Saved entries
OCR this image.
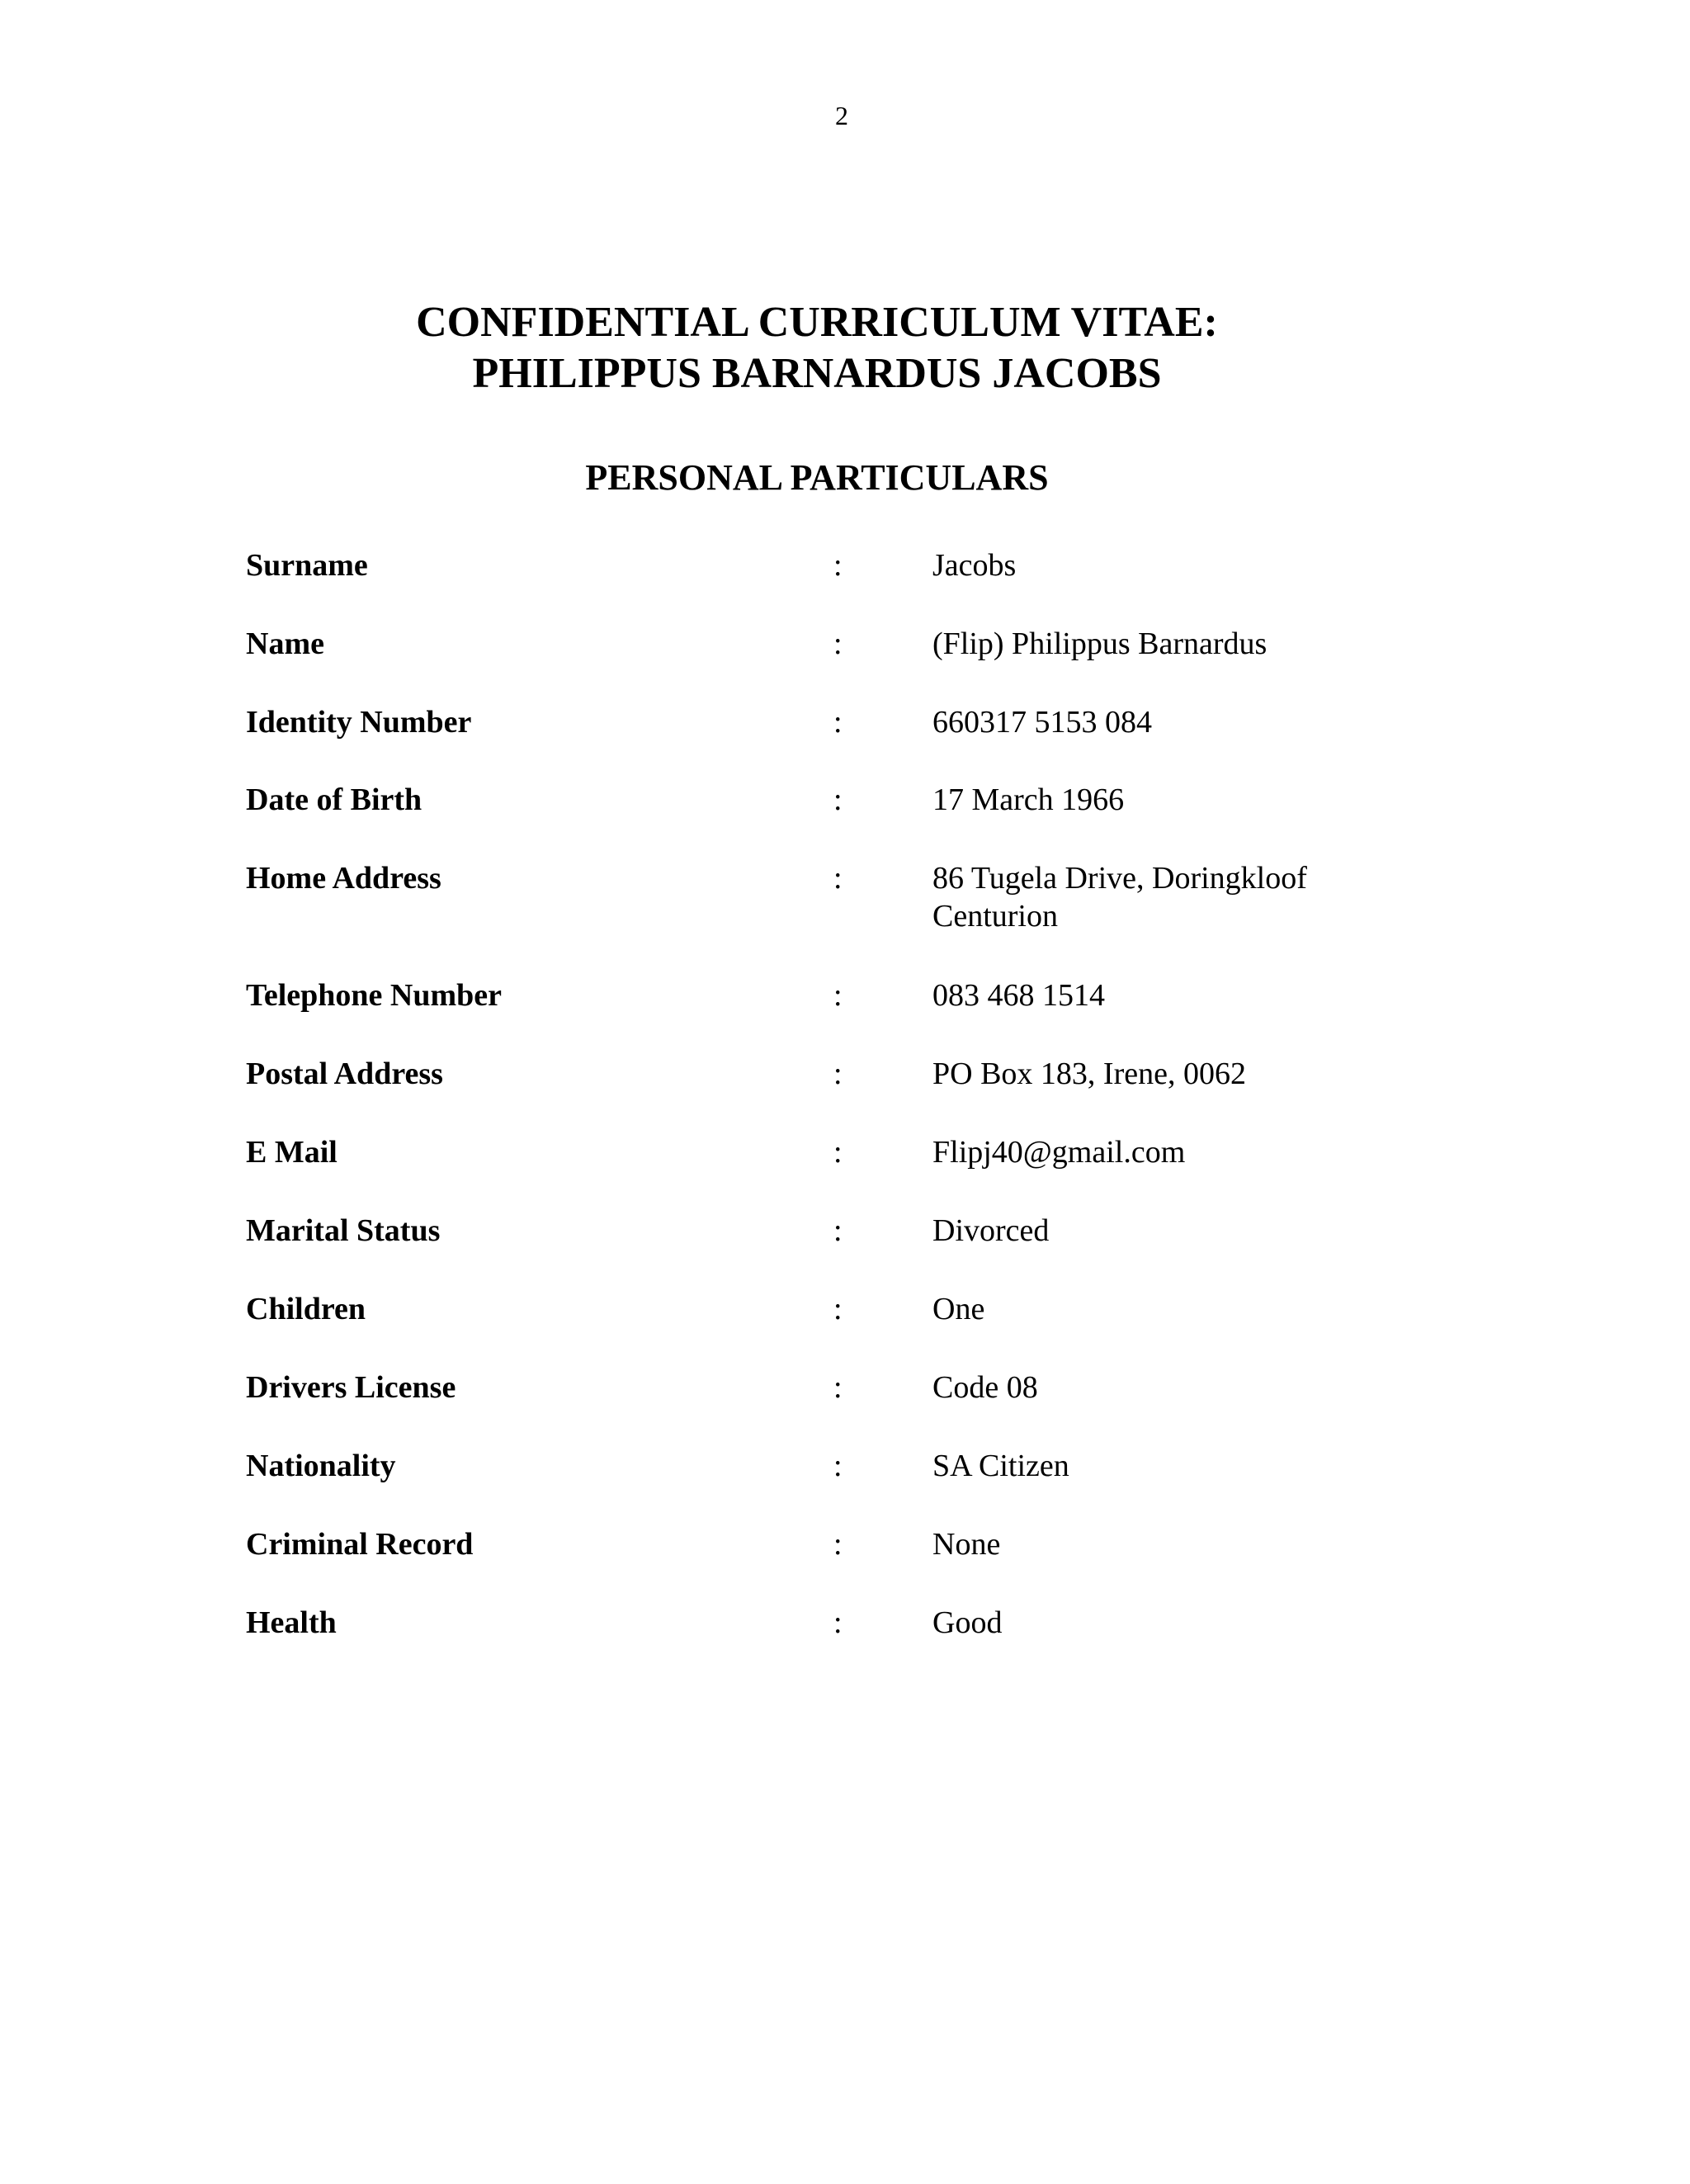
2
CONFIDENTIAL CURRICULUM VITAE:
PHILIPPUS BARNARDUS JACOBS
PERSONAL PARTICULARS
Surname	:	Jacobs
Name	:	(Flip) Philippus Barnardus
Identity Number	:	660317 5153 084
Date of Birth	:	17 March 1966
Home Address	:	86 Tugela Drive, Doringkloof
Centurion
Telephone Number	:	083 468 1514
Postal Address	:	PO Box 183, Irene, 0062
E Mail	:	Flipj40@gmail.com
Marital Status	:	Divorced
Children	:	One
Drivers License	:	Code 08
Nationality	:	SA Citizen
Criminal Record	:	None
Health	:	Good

WHAT TO WORK ON — Print the entries above exactly, taking out only the pictures.

TASK RESPONSE —
OCR this image.
2
CONFIDENTIAL CURRICULUM VITAE:
PHILIPPUS BARNARDUS JACOBS
PERSONAL PARTICULARS
Surname	:	Jacobs
Name	:	(Flip) Philippus Barnardus
Identity Number	:	660317 5153 084
Date of Birth	:	17 March 1966
Home Address	:	86 Tugela Drive, Doringkloof
Centurion
Telephone Number	:	083 468 1514
Postal Address	:	PO Box 183, Irene, 0062
E Mail	:	Flipj40@gmail.com
Marital Status	:	Divorced
Children	:	One
Drivers License	:	Code 08
Nationality	:	SA Citizen
Criminal Record	:	None
Health	:	Good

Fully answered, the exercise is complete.